───── PROVIDED INFORMATION ─────

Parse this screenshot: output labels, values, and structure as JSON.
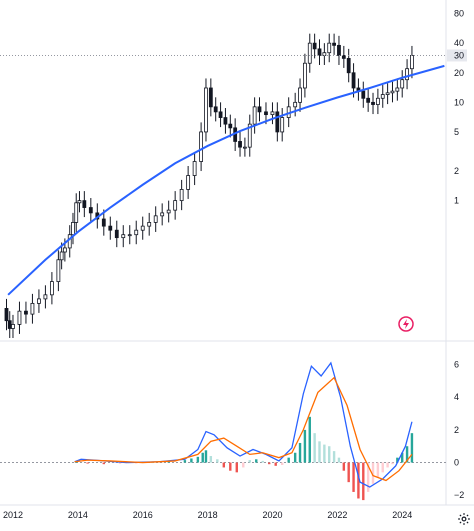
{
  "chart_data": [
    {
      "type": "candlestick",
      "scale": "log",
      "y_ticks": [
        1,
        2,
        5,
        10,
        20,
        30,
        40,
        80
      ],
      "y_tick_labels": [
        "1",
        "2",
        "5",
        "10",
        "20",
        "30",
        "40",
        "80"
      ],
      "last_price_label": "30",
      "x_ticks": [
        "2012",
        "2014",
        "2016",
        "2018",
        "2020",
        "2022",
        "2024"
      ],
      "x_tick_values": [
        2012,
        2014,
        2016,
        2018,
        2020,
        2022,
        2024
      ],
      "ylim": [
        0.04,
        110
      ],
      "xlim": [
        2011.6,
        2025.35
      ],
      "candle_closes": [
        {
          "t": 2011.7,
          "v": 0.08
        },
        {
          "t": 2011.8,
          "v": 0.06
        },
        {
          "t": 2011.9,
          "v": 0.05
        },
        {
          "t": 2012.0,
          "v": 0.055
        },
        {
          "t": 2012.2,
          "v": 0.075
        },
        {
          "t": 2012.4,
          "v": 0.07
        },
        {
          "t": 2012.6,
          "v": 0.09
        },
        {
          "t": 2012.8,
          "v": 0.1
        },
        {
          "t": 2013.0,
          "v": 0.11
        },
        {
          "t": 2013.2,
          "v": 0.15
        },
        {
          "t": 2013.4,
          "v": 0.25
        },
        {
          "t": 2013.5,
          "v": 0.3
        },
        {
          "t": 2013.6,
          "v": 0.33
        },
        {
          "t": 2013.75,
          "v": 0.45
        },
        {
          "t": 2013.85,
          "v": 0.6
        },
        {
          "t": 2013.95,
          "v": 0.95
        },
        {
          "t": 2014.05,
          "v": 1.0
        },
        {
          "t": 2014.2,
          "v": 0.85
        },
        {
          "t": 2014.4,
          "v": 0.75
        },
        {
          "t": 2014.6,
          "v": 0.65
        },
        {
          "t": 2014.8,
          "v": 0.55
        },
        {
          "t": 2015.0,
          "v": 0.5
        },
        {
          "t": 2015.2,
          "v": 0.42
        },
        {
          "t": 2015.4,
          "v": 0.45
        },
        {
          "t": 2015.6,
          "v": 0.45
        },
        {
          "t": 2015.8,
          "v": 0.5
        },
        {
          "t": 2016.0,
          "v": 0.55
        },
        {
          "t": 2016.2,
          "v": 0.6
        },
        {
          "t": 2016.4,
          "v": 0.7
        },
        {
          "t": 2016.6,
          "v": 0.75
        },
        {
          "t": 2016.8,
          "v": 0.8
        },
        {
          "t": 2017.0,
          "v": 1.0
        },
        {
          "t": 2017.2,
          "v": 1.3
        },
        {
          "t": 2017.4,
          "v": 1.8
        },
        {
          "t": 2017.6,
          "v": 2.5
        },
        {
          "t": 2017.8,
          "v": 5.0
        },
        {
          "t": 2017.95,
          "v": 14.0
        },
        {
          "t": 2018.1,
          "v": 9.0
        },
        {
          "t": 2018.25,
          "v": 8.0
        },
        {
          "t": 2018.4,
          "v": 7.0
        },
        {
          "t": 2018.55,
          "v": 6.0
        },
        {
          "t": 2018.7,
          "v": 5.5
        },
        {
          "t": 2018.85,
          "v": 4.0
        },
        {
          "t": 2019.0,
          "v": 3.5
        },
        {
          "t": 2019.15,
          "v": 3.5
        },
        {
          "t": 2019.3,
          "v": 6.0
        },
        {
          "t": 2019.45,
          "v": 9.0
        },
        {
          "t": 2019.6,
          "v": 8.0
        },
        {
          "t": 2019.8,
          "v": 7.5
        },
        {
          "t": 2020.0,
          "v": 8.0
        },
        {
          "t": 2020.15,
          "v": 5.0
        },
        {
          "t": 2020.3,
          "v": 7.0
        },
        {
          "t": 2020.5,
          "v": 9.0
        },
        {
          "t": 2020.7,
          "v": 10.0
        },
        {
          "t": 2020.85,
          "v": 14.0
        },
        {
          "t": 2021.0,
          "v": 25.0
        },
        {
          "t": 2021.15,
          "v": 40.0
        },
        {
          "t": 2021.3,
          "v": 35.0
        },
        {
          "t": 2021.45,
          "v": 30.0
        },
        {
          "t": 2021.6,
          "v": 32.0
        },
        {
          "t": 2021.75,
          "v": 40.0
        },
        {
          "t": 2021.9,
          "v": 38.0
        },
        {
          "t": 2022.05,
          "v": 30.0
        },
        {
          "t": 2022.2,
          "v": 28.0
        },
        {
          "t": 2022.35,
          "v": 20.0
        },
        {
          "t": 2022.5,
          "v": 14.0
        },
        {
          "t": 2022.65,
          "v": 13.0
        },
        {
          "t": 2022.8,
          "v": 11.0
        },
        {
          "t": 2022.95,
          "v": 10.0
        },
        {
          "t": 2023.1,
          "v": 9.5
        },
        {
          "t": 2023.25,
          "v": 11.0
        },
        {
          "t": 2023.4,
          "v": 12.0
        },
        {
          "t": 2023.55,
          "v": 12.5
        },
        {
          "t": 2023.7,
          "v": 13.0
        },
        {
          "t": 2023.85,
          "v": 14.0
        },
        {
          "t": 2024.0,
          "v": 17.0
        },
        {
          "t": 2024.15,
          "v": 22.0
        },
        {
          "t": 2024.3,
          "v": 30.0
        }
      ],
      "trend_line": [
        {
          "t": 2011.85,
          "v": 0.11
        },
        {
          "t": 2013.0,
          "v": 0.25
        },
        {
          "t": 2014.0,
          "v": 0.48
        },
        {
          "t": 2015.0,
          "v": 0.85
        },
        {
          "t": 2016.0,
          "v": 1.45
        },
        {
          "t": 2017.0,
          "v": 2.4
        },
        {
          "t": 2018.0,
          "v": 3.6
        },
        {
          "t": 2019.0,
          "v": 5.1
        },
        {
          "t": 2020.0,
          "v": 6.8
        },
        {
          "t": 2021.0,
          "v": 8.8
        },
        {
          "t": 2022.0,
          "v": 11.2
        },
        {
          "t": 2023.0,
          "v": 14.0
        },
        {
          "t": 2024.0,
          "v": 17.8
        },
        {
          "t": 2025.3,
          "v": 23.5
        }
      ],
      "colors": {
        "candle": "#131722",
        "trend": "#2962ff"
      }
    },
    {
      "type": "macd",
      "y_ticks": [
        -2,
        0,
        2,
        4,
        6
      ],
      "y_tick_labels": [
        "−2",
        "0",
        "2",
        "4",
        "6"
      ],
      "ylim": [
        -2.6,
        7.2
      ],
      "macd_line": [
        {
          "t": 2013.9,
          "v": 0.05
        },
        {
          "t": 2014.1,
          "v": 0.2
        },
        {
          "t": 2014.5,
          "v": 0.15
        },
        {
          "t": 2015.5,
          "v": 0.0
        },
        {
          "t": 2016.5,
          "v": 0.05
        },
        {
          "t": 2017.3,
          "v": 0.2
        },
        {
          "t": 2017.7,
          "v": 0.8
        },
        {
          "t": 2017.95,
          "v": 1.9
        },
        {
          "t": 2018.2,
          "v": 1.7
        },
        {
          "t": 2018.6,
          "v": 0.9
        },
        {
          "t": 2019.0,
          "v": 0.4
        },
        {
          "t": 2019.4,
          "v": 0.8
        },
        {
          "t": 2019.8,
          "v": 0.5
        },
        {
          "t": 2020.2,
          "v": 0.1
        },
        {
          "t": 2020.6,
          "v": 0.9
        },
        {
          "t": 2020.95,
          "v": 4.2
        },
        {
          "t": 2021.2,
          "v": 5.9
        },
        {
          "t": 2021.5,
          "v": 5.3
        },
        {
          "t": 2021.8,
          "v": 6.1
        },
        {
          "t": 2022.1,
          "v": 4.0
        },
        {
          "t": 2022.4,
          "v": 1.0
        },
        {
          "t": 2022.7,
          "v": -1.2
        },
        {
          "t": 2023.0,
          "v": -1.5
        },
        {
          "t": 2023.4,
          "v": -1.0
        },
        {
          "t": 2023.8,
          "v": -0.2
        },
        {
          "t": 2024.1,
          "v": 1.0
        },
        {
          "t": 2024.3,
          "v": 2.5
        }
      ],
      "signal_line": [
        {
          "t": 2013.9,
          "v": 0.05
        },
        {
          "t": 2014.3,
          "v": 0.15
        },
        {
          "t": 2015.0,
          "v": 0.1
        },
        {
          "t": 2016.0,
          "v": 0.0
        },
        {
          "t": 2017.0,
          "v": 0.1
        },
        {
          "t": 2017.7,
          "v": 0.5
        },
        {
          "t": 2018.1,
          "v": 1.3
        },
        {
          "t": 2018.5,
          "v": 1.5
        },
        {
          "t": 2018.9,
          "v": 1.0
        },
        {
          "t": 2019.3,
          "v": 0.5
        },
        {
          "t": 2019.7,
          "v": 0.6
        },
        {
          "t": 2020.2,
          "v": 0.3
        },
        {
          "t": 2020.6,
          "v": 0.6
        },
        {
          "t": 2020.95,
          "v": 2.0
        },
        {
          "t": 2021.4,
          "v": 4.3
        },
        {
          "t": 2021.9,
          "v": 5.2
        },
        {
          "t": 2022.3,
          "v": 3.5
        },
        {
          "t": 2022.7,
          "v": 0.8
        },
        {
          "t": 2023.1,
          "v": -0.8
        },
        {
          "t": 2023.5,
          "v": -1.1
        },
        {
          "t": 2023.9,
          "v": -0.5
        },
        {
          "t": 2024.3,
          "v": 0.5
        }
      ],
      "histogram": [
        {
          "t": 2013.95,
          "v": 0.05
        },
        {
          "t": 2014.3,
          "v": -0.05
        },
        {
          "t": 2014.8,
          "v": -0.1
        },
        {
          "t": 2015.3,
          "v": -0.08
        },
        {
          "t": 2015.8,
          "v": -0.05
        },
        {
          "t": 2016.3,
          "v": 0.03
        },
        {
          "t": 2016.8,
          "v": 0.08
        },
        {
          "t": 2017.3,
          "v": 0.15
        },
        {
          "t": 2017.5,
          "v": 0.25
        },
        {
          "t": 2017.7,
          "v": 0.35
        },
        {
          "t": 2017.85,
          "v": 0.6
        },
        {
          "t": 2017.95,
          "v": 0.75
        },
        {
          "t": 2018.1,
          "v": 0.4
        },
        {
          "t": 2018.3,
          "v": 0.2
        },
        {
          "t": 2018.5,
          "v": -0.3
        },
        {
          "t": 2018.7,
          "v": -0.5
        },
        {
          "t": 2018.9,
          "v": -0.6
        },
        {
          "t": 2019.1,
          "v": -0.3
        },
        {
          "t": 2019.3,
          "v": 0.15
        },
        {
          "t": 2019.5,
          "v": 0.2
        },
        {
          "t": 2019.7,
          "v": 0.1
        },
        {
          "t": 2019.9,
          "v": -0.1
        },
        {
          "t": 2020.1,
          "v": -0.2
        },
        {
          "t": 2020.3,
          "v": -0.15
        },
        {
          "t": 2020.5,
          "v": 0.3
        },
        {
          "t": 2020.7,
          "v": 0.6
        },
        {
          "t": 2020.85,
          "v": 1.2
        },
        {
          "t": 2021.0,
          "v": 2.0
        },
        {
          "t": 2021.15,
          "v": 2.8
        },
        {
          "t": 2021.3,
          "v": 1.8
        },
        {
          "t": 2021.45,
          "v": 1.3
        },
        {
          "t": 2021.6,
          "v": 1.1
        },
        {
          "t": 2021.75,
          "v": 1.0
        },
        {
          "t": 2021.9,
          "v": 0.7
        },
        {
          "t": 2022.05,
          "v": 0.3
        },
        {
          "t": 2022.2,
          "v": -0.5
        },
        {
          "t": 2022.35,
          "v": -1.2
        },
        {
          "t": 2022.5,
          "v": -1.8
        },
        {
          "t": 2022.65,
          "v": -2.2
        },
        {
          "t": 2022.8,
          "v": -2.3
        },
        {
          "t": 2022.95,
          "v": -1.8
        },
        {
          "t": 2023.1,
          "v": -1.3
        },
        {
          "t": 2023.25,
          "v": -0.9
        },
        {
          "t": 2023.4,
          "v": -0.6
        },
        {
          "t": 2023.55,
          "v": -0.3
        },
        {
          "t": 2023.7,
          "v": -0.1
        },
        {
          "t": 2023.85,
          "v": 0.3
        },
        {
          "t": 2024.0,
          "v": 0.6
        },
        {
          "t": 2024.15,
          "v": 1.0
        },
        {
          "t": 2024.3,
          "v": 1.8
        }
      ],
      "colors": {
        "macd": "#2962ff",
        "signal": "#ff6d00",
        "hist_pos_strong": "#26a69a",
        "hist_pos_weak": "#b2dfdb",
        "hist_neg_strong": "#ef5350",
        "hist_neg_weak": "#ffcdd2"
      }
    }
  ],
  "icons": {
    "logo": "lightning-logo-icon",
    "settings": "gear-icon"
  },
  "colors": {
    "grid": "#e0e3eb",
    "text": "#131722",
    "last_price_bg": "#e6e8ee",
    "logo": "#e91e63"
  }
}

─────
───── PROVIDED INFORMATION ─────

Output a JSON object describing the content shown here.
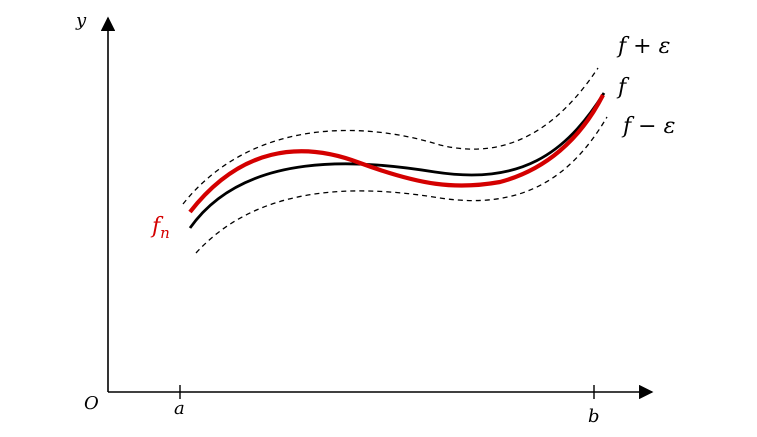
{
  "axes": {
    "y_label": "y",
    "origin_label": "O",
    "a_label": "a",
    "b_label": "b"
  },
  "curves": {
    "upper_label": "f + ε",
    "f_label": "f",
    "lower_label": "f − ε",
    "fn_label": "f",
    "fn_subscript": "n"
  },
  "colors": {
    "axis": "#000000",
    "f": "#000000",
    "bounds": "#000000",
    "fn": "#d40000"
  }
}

─────

Read the entries and pick out all lines that include the word "JSON".

Parse this screenshot: output labels, values, and structure as JSON.
Output a JSON object describing the content shown here.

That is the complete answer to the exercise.